For each line of the data below that holds "условия", copy the line.

(Dataset entries)
>> start

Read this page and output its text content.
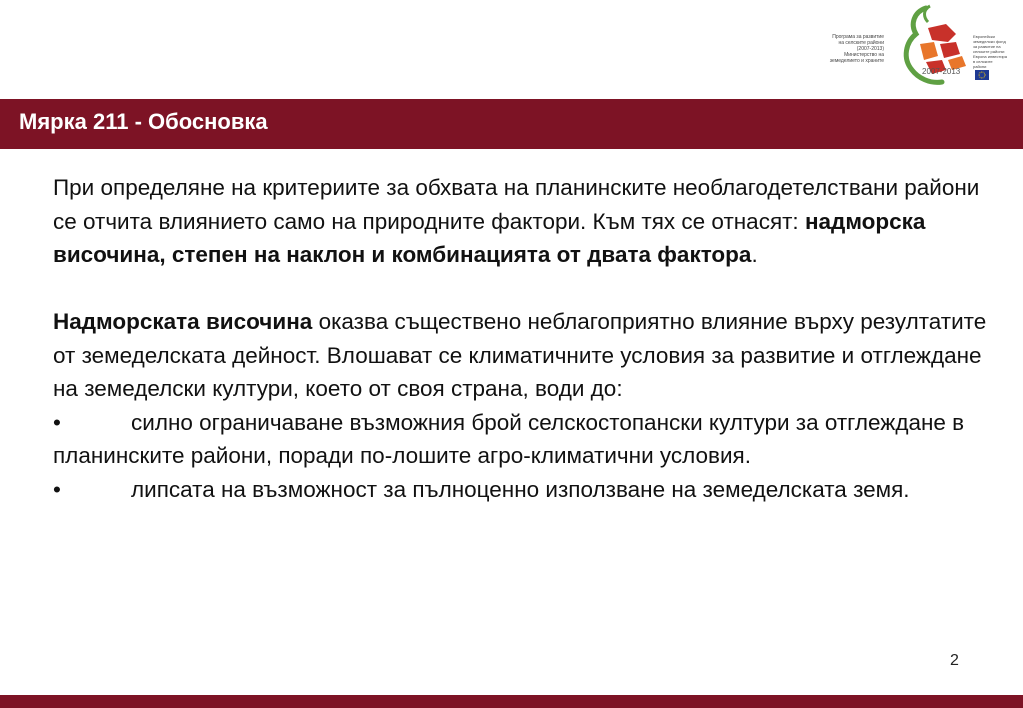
Програма за развитие на селските райони (2007-2013) Министерство на земеделието и храните
2007-2013
Европейски земеделски фонд за развитие на селските райони: Европа инвестира в селските райони
Мярка 211 - Обосновка

При определяне на критериите за обхвата на планинските необлагодетелствани райони се отчита влиянието само на природните фактори. Към тях се отнасят: надморска височина, степен на наклон и комбинацията от двата фактора.

Надморската височина оказва съществено неблагоприятно влияние върху резултатите от земеделската дейност. Влошават се климатичните условия за развитие и отглеждане на земеделски култури, което от своя страна, води до:

•	силно ограничаване възможния брой селскостопански култури за отглеждане в планинските райони, поради по-лошите агро-климатични условия.

•	липсата на възможност за пълноценно използване на земеделската земя.

2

>> end

SOLUTION TO THE EXERCISE:
Надморската височина оказва съществено неблагоприятно влияние върху резултатите от земеделската дейност. Влошават се климатичните условия за развитие и отглеждане на земеделски култури, което от своя страна, води до:
•	силно ограничаване възможния брой селскостопански култури за отглеждане в планинските райони, поради по-лошите агро-климатични условия.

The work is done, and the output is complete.